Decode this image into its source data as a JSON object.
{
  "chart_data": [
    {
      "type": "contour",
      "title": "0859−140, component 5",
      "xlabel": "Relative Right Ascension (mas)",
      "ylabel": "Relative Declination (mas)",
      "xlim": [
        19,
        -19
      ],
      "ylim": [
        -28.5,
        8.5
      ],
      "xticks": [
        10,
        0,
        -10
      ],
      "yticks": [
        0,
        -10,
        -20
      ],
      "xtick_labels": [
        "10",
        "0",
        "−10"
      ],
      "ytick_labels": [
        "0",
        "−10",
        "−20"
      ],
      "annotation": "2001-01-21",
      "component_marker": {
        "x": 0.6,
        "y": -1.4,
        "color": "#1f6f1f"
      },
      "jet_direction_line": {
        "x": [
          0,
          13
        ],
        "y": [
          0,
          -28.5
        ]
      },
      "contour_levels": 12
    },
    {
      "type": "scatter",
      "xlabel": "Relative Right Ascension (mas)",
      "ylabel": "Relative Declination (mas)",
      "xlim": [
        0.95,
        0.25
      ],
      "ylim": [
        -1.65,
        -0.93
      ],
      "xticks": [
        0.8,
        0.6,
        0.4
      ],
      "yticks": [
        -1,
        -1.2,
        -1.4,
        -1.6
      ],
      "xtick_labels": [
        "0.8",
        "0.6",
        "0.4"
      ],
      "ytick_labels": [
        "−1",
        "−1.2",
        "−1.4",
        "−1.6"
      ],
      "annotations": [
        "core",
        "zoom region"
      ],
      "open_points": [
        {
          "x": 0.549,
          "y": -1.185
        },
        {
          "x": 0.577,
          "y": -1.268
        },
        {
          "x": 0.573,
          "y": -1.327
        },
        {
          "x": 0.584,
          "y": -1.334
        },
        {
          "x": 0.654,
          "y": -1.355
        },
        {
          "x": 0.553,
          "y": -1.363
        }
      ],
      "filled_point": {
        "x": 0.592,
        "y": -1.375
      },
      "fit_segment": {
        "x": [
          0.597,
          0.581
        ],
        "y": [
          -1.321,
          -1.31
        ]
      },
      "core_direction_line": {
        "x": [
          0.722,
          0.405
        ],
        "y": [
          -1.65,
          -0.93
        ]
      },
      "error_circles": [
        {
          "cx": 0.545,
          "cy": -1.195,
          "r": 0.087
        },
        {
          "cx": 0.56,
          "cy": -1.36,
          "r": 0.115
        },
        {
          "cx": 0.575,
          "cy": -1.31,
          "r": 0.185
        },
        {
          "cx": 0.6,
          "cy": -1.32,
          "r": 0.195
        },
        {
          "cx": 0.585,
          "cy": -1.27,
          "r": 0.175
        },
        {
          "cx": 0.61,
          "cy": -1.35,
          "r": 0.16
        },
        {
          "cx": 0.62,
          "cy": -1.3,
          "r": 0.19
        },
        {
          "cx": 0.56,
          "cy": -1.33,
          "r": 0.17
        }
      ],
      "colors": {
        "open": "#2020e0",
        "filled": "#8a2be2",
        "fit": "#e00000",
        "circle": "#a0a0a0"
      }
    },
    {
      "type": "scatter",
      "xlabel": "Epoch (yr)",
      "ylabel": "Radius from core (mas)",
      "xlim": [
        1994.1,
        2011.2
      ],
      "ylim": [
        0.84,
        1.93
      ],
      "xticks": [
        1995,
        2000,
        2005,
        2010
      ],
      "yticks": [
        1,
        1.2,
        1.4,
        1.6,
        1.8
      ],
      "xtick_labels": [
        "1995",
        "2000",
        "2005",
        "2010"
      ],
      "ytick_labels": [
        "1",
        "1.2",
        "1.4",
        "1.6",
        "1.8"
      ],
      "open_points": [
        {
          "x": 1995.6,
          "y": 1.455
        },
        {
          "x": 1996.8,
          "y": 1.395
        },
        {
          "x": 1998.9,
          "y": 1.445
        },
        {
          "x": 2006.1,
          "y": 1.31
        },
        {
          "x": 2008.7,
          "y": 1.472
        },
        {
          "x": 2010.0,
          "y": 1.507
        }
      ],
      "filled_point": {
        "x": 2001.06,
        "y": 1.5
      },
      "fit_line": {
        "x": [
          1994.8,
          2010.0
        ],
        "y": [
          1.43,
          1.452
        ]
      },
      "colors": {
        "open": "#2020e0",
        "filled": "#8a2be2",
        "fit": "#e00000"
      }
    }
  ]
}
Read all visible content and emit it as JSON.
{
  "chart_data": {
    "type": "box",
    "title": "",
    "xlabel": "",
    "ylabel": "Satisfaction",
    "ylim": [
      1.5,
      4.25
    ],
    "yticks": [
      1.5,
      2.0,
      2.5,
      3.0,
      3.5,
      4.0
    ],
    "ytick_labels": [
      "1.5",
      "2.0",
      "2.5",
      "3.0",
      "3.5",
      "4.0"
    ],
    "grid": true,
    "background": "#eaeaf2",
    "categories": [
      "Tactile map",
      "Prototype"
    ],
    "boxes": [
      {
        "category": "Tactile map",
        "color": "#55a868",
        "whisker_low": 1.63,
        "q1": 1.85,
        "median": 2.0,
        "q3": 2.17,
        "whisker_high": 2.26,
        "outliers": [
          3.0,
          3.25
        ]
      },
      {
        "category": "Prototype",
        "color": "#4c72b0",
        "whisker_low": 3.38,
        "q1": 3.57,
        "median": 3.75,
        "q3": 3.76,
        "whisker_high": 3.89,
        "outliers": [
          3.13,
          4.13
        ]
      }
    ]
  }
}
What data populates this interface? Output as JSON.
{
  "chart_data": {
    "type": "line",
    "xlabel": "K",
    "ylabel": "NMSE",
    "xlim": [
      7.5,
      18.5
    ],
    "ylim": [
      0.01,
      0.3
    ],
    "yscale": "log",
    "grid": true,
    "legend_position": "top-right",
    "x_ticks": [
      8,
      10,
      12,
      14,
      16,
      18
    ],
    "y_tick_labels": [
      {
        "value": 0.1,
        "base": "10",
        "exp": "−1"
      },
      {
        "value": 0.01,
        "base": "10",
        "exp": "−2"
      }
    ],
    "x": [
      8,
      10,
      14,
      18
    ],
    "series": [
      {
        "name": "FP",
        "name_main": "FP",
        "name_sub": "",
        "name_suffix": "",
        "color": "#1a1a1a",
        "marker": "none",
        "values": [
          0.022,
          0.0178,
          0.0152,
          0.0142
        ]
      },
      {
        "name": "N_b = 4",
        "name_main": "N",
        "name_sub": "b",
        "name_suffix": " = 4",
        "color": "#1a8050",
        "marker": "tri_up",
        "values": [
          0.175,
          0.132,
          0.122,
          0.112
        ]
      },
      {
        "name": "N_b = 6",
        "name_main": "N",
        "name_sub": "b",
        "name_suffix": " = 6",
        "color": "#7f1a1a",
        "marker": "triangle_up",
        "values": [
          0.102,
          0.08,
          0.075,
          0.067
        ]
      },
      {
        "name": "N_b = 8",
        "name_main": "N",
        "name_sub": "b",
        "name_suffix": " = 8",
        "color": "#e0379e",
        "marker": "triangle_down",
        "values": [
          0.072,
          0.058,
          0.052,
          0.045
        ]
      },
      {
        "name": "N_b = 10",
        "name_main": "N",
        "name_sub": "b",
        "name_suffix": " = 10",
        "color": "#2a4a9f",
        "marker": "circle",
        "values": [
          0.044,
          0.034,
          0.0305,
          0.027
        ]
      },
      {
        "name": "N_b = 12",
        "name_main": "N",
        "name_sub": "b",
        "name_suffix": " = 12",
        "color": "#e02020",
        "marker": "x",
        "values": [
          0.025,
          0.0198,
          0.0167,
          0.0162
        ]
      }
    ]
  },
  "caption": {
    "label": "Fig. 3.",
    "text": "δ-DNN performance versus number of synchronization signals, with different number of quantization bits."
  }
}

What the exercise asks. Write out the full listing, keeping every line exactly as it is.

Answer to the problem.
Decode this image into its source data as a JSON object.
{
  "chart_data": [
    {
      "type": "contour",
      "title": "0859−140, component 5",
      "xlabel": "Relative Right Ascension (mas)",
      "ylabel": "Relative Declination (mas)",
      "xlim": [
        19,
        -19
      ],
      "ylim": [
        -28.5,
        8.5
      ],
      "xticks": [
        10,
        0,
        -10
      ],
      "yticks": [
        0,
        -10,
        -20
      ],
      "xtick_labels": [
        "10",
        "0",
        "−10"
      ],
      "ytick_labels": [
        "0",
        "−10",
        "−20"
      ],
      "annotation": "2001-01-21",
      "component_marker": {
        "x": 0.6,
        "y": -1.4,
        "color": "#1f6f1f"
      },
      "jet_direction_line": {
        "x": [
          0,
          13
        ],
        "y": [
          0,
          -28.5
        ]
      },
      "contour_levels": 12
    },
    {
      "type": "scatter",
      "xlabel": "Relative Right Ascension (mas)",
      "ylabel": "Relative Declination (mas)",
      "xlim": [
        0.95,
        0.25
      ],
      "ylim": [
        -1.65,
        -0.93
      ],
      "xticks": [
        0.8,
        0.6,
        0.4
      ],
      "yticks": [
        -1,
        -1.2,
        -1.4,
        -1.6
      ],
      "xtick_labels": [
        "0.8",
        "0.6",
        "0.4"
      ],
      "ytick_labels": [
        "−1",
        "−1.2",
        "−1.4",
        "−1.6"
      ],
      "annotations": [
        "core",
        "zoom region"
      ],
      "open_points": [
        {
          "x": 0.549,
          "y": -1.185
        },
        {
          "x": 0.577,
          "y": -1.268
        },
        {
          "x": 0.573,
          "y": -1.327
        },
        {
          "x": 0.584,
          "y": -1.334
        },
        {
          "x": 0.654,
          "y": -1.355
        },
        {
          "x": 0.553,
          "y": -1.363
        }
      ],
      "filled_point": {
        "x": 0.592,
        "y": -1.375
      },
      "fit_segment": {
        "x": [
          0.597,
          0.581
        ],
        "y": [
          -1.321,
          -1.31
        ]
      },
      "core_direction_line": {
        "x": [
          0.722,
          0.405
        ],
        "y": [
          -1.65,
          -0.93
        ]
      },
      "error_circles": [
        {
          "cx": 0.545,
          "cy": -1.195,
          "r": 0.087
        },
        {
          "cx": 0.56,
          "cy": -1.36,
          "r": 0.115
        },
        {
          "cx": 0.575,
          "cy": -1.31,
          "r": 0.185
        },
        {
          "cx": 0.6,
          "cy": -1.32,
          "r": 0.195
        },
        {
          "cx": 0.585,
          "cy": -1.27,
          "r": 0.175
        },
        {
          "cx": 0.61,
          "cy": -1.35,
          "r": 0.16
        },
        {
          "cx": 0.62,
          "cy": -1.3,
          "r": 0.19
        },
        {
          "cx": 0.56,
          "cy": -1.33,
          "r": 0.17
        }
      ],
      "colors": {
        "open": "#2020e0",
        "filled": "#8a2be2",
        "fit": "#e00000",
        "circle": "#a0a0a0"
      }
    },
    {
      "type": "scatter",
      "xlabel": "Epoch (yr)",
      "ylabel": "Radius from core (mas)",
      "xlim": [
        1994.1,
        2011.2
      ],
      "ylim": [
        0.84,
        1.93
      ],
      "xticks": [
        1995,
        2000,
        2005,
        2010
      ],
      "yticks": [
        1,
        1.2,
        1.4,
        1.6,
        1.8
      ],
      "xtick_labels": [
        "1995",
        "2000",
        "2005",
        "2010"
      ],
      "ytick_labels": [
        "1",
        "1.2",
        "1.4",
        "1.6",
        "1.8"
      ],
      "open_points": [
        {
          "x": 1995.6,
          "y": 1.455
        },
        {
          "x": 1996.8,
          "y": 1.395
        },
        {
          "x": 1998.9,
          "y": 1.445
        },
        {
          "x": 2006.1,
          "y": 1.31
        },
        {
          "x": 2008.7,
          "y": 1.472
        },
        {
          "x": 2010.0,
          "y": 1.507
        }
      ],
      "filled_point": {
        "x": 2001.06,
        "y": 1.5
      },
      "fit_line": {
        "x": [
          1994.8,
          2010.0
        ],
        "y": [
          1.43,
          1.452
        ]
      },
      "colors": {
        "open": "#2020e0",
        "filled": "#8a2be2",
        "fit": "#e00000"
      }
    }
  ]
}
Read all visible content and emit it as JSON.
{
  "chart_data": {
    "type": "box",
    "title": "",
    "xlabel": "",
    "ylabel": "Satisfaction",
    "ylim": [
      1.5,
      4.25
    ],
    "yticks": [
      1.5,
      2.0,
      2.5,
      3.0,
      3.5,
      4.0
    ],
    "ytick_labels": [
      "1.5",
      "2.0",
      "2.5",
      "3.0",
      "3.5",
      "4.0"
    ],
    "grid": true,
    "background": "#eaeaf2",
    "categories": [
      "Tactile map",
      "Prototype"
    ],
    "boxes": [
      {
        "category": "Tactile map",
        "color": "#55a868",
        "whisker_low": 1.63,
        "q1": 1.85,
        "median": 2.0,
        "q3": 2.17,
        "whisker_high": 2.26,
        "outliers": [
          3.0,
          3.25
        ]
      },
      {
        "category": "Prototype",
        "color": "#4c72b0",
        "whisker_low": 3.38,
        "q1": 3.57,
        "median": 3.75,
        "q3": 3.76,
        "whisker_high": 3.89,
        "outliers": [
          3.13,
          4.13
        ]
      }
    ]
  }
}
What data populates this interface? Output as JSON.
{
  "chart_data": {
    "type": "line",
    "xlabel": "K",
    "ylabel": "NMSE",
    "xlim": [
      7.5,
      18.5
    ],
    "ylim": [
      0.01,
      0.3
    ],
    "yscale": "log",
    "grid": true,
    "legend_position": "top-right",
    "x_ticks": [
      8,
      10,
      12,
      14,
      16,
      18
    ],
    "y_tick_labels": [
      {
        "value": 0.1,
        "base": "10",
        "exp": "−1"
      },
      {
        "value": 0.01,
        "base": "10",
        "exp": "−2"
      }
    ],
    "x": [
      8,
      10,
      14,
      18
    ],
    "series": [
      {
        "name": "FP",
        "name_main": "FP",
        "name_sub": "",
        "name_suffix": "",
        "color": "#1a1a1a",
        "marker": "none",
        "values": [
          0.022,
          0.0178,
          0.0152,
          0.0142
        ]
      },
      {
        "name": "N_b = 4",
        "name_main": "N",
        "name_sub": "b",
        "name_suffix": " = 4",
        "color": "#1a8050",
        "marker": "tri_up",
        "values": [
          0.175,
          0.132,
          0.122,
          0.112
        ]
      },
      {
        "name": "N_b = 6",
        "name_main": "N",
        "name_sub": "b",
        "name_suffix": " = 6",
        "color": "#7f1a1a",
        "marker": "triangle_up",
        "values": [
          0.102,
          0.08,
          0.075,
          0.067
        ]
      },
      {
        "name": "N_b = 8",
        "name_main": "N",
        "name_sub": "b",
        "name_suffix": " = 8",
        "color": "#e0379e",
        "marker": "triangle_down",
        "values": [
          0.072,
          0.058,
          0.052,
          0.045
        ]
      },
      {
        "name": "N_b = 10",
        "name_main": "N",
        "name_sub": "b",
        "name_suffix": " = 10",
        "color": "#2a4a9f",
        "marker": "circle",
        "values": [
          0.044,
          0.034,
          0.0305,
          0.027
        ]
      },
      {
        "name": "N_b = 12",
        "name_main": "N",
        "name_sub": "b",
        "name_suffix": " = 12",
        "color": "#e02020",
        "marker": "x",
        "values": [
          0.025,
          0.0198,
          0.0167,
          0.0162
        ]
      }
    ]
  },
  "caption": {
    "label": "Fig. 3.",
    "text": "δ-DNN performance versus number of synchronization signals, with different number of quantization bits."
  }
}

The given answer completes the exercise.